══ Provided entries
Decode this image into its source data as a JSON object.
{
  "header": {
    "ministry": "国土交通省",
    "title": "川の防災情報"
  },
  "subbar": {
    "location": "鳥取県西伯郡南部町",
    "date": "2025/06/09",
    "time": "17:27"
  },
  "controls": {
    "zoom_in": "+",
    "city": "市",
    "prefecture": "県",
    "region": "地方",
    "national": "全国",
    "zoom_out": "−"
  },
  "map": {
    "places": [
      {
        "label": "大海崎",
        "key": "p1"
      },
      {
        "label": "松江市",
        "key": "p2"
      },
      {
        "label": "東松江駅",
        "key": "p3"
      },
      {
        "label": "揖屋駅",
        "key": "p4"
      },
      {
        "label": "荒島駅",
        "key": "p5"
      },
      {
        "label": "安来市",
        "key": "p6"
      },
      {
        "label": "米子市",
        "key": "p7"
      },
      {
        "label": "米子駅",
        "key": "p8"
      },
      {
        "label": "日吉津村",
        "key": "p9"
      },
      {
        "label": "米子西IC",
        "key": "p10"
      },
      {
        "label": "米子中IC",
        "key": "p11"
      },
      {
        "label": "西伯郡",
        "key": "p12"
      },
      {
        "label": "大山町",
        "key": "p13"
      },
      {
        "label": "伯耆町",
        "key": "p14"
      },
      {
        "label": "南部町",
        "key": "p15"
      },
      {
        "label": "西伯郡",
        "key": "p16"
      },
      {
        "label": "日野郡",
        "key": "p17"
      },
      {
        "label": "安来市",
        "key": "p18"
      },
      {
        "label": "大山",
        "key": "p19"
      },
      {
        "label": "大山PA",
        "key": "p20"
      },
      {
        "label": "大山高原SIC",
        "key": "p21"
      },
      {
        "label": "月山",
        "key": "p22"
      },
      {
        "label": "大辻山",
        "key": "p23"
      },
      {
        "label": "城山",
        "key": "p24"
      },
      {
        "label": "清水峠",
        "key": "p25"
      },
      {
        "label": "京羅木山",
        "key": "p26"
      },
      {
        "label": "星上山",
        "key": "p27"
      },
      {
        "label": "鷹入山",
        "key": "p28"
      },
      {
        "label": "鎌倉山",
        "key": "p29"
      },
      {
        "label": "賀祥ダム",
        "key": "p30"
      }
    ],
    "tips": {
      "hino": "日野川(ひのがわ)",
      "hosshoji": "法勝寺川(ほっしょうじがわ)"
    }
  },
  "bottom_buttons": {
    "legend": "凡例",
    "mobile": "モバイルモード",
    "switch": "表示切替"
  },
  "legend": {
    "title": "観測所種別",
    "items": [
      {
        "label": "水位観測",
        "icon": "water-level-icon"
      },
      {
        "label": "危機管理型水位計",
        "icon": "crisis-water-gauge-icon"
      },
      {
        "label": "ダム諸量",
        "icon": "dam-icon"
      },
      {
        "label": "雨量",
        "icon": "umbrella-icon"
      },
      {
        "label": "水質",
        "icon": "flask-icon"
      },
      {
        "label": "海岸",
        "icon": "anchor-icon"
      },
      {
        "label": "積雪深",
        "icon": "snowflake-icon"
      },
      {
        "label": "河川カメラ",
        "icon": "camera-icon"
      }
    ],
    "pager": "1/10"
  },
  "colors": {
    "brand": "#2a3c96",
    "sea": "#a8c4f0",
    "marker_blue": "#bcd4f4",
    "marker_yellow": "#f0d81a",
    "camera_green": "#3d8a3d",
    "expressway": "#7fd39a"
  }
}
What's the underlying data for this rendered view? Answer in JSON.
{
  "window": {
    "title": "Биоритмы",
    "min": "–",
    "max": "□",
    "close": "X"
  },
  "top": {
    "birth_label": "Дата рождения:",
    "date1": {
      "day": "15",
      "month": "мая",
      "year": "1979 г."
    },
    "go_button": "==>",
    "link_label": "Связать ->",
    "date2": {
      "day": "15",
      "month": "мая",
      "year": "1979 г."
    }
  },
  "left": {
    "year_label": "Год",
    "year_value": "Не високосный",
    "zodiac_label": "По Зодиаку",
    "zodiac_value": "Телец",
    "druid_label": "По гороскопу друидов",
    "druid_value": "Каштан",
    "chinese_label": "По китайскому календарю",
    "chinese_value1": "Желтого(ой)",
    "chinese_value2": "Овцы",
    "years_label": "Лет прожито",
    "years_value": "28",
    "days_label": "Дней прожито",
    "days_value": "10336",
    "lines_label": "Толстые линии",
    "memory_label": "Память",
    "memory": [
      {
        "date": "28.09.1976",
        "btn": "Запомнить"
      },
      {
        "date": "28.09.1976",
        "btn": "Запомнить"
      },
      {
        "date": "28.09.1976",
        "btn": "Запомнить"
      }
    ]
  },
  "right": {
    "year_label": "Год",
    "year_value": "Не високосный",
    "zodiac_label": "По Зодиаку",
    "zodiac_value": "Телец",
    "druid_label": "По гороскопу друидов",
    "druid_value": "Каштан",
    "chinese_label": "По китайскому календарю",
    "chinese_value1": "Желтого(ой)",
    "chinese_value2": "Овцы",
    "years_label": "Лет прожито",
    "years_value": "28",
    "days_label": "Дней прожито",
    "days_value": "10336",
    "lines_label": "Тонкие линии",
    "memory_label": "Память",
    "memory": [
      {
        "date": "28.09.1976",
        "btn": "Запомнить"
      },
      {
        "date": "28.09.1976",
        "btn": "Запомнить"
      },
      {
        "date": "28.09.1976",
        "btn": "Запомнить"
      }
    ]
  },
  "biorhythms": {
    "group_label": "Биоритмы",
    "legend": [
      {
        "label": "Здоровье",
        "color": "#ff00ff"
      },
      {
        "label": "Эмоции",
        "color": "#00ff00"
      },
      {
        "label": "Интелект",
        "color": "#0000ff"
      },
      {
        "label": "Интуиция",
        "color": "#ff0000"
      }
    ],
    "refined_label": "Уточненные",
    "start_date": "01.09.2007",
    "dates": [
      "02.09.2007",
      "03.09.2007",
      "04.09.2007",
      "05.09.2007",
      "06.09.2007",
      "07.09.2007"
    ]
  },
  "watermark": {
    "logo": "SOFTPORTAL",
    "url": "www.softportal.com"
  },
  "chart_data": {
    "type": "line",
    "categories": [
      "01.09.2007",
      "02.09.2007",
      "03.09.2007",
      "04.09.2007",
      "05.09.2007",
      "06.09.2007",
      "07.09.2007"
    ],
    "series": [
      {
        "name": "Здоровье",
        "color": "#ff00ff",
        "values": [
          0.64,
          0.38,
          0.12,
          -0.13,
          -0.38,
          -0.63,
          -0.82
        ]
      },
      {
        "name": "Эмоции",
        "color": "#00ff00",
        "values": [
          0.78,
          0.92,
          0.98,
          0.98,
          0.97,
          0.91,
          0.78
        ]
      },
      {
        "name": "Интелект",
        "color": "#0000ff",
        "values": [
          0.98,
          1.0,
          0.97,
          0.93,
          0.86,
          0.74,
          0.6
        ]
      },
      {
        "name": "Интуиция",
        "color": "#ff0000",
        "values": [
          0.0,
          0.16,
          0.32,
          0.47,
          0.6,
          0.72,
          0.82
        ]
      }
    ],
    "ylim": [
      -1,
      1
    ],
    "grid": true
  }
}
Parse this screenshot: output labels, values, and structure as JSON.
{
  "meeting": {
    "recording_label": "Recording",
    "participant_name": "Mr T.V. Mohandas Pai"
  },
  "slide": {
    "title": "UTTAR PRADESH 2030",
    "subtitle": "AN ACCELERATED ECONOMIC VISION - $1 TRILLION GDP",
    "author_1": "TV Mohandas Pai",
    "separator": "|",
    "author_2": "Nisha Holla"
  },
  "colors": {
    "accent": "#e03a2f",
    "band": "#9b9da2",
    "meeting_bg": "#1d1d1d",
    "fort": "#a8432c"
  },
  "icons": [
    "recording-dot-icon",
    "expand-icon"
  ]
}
════
Write down every line of the data exactly as it appears above.

Reply
Decode this image into its source data as a JSON object.
{
  "header": {
    "ministry": "国土交通省",
    "title": "川の防災情報"
  },
  "subbar": {
    "location": "鳥取県西伯郡南部町",
    "date": "2025/06/09",
    "time": "17:27"
  },
  "controls": {
    "zoom_in": "+",
    "city": "市",
    "prefecture": "県",
    "region": "地方",
    "national": "全国",
    "zoom_out": "−"
  },
  "map": {
    "places": [
      {
        "label": "大海崎",
        "key": "p1"
      },
      {
        "label": "松江市",
        "key": "p2"
      },
      {
        "label": "東松江駅",
        "key": "p3"
      },
      {
        "label": "揖屋駅",
        "key": "p4"
      },
      {
        "label": "荒島駅",
        "key": "p5"
      },
      {
        "label": "安来市",
        "key": "p6"
      },
      {
        "label": "米子市",
        "key": "p7"
      },
      {
        "label": "米子駅",
        "key": "p8"
      },
      {
        "label": "日吉津村",
        "key": "p9"
      },
      {
        "label": "米子西IC",
        "key": "p10"
      },
      {
        "label": "米子中IC",
        "key": "p11"
      },
      {
        "label": "西伯郡",
        "key": "p12"
      },
      {
        "label": "大山町",
        "key": "p13"
      },
      {
        "label": "伯耆町",
        "key": "p14"
      },
      {
        "label": "南部町",
        "key": "p15"
      },
      {
        "label": "西伯郡",
        "key": "p16"
      },
      {
        "label": "日野郡",
        "key": "p17"
      },
      {
        "label": "安来市",
        "key": "p18"
      },
      {
        "label": "大山",
        "key": "p19"
      },
      {
        "label": "大山PA",
        "key": "p20"
      },
      {
        "label": "大山高原SIC",
        "key": "p21"
      },
      {
        "label": "月山",
        "key": "p22"
      },
      {
        "label": "大辻山",
        "key": "p23"
      },
      {
        "label": "城山",
        "key": "p24"
      },
      {
        "label": "清水峠",
        "key": "p25"
      },
      {
        "label": "京羅木山",
        "key": "p26"
      },
      {
        "label": "星上山",
        "key": "p27"
      },
      {
        "label": "鷹入山",
        "key": "p28"
      },
      {
        "label": "鎌倉山",
        "key": "p29"
      },
      {
        "label": "賀祥ダム",
        "key": "p30"
      }
    ],
    "tips": {
      "hino": "日野川(ひのがわ)",
      "hosshoji": "法勝寺川(ほっしょうじがわ)"
    }
  },
  "bottom_buttons": {
    "legend": "凡例",
    "mobile": "モバイルモード",
    "switch": "表示切替"
  },
  "legend": {
    "title": "観測所種別",
    "items": [
      {
        "label": "水位観測",
        "icon": "water-level-icon"
      },
      {
        "label": "危機管理型水位計",
        "icon": "crisis-water-gauge-icon"
      },
      {
        "label": "ダム諸量",
        "icon": "dam-icon"
      },
      {
        "label": "雨量",
        "icon": "umbrella-icon"
      },
      {
        "label": "水質",
        "icon": "flask-icon"
      },
      {
        "label": "海岸",
        "icon": "anchor-icon"
      },
      {
        "label": "積雪深",
        "icon": "snowflake-icon"
      },
      {
        "label": "河川カメラ",
        "icon": "camera-icon"
      }
    ],
    "pager": "1/10"
  },
  "colors": {
    "brand": "#2a3c96",
    "sea": "#a8c4f0",
    "marker_blue": "#bcd4f4",
    "marker_yellow": "#f0d81a",
    "camera_green": "#3d8a3d",
    "expressway": "#7fd39a"
  }
}
What's the underlying data for this rendered view? Answer in JSON.
{
  "window": {
    "title": "Биоритмы",
    "min": "–",
    "max": "□",
    "close": "X"
  },
  "top": {
    "birth_label": "Дата рождения:",
    "date1": {
      "day": "15",
      "month": "мая",
      "year": "1979 г."
    },
    "go_button": "==>",
    "link_label": "Связать ->",
    "date2": {
      "day": "15",
      "month": "мая",
      "year": "1979 г."
    }
  },
  "left": {
    "year_label": "Год",
    "year_value": "Не високосный",
    "zodiac_label": "По Зодиаку",
    "zodiac_value": "Телец",
    "druid_label": "По гороскопу друидов",
    "druid_value": "Каштан",
    "chinese_label": "По китайскому календарю",
    "chinese_value1": "Желтого(ой)",
    "chinese_value2": "Овцы",
    "years_label": "Лет прожито",
    "years_value": "28",
    "days_label": "Дней прожито",
    "days_value": "10336",
    "lines_label": "Толстые линии",
    "memory_label": "Память",
    "memory": [
      {
        "date": "28.09.1976",
        "btn": "Запомнить"
      },
      {
        "date": "28.09.1976",
        "btn": "Запомнить"
      },
      {
        "date": "28.09.1976",
        "btn": "Запомнить"
      }
    ]
  },
  "right": {
    "year_label": "Год",
    "year_value": "Не високосный",
    "zodiac_label": "По Зодиаку",
    "zodiac_value": "Телец",
    "druid_label": "По гороскопу друидов",
    "druid_value": "Каштан",
    "chinese_label": "По китайскому календарю",
    "chinese_value1": "Желтого(ой)",
    "chinese_value2": "Овцы",
    "years_label": "Лет прожито",
    "years_value": "28",
    "days_label": "Дней прожито",
    "days_value": "10336",
    "lines_label": "Тонкие линии",
    "memory_label": "Память",
    "memory": [
      {
        "date": "28.09.1976",
        "btn": "Запомнить"
      },
      {
        "date": "28.09.1976",
        "btn": "Запомнить"
      },
      {
        "date": "28.09.1976",
        "btn": "Запомнить"
      }
    ]
  },
  "biorhythms": {
    "group_label": "Биоритмы",
    "legend": [
      {
        "label": "Здоровье",
        "color": "#ff00ff"
      },
      {
        "label": "Эмоции",
        "color": "#00ff00"
      },
      {
        "label": "Интелект",
        "color": "#0000ff"
      },
      {
        "label": "Интуиция",
        "color": "#ff0000"
      }
    ],
    "refined_label": "Уточненные",
    "start_date": "01.09.2007",
    "dates": [
      "02.09.2007",
      "03.09.2007",
      "04.09.2007",
      "05.09.2007",
      "06.09.2007",
      "07.09.2007"
    ]
  },
  "watermark": {
    "logo": "SOFTPORTAL",
    "url": "www.softportal.com"
  },
  "chart_data": {
    "type": "line",
    "categories": [
      "01.09.2007",
      "02.09.2007",
      "03.09.2007",
      "04.09.2007",
      "05.09.2007",
      "06.09.2007",
      "07.09.2007"
    ],
    "series": [
      {
        "name": "Здоровье",
        "color": "#ff00ff",
        "values": [
          0.64,
          0.38,
          0.12,
          -0.13,
          -0.38,
          -0.63,
          -0.82
        ]
      },
      {
        "name": "Эмоции",
        "color": "#00ff00",
        "values": [
          0.78,
          0.92,
          0.98,
          0.98,
          0.97,
          0.91,
          0.78
        ]
      },
      {
        "name": "Интелект",
        "color": "#0000ff",
        "values": [
          0.98,
          1.0,
          0.97,
          0.93,
          0.86,
          0.74,
          0.6
        ]
      },
      {
        "name": "Интуиция",
        "color": "#ff0000",
        "values": [
          0.0,
          0.16,
          0.32,
          0.47,
          0.6,
          0.72,
          0.82
        ]
      }
    ],
    "ylim": [
      -1,
      1
    ],
    "grid": true
  }
}
Parse this screenshot: output labels, values, and structure as JSON.
{
  "meeting": {
    "recording_label": "Recording",
    "participant_name": "Mr T.V. Mohandas Pai"
  },
  "slide": {
    "title": "UTTAR PRADESH 2030",
    "subtitle": "AN ACCELERATED ECONOMIC VISION - $1 TRILLION GDP",
    "author_1": "TV Mohandas Pai",
    "separator": "|",
    "author_2": "Nisha Holla"
  },
  "colors": {
    "accent": "#e03a2f",
    "band": "#9b9da2",
    "meeting_bg": "#1d1d1d",
    "fort": "#a8432c"
  },
  "icons": [
    "recording-dot-icon",
    "expand-icon"
  ]
}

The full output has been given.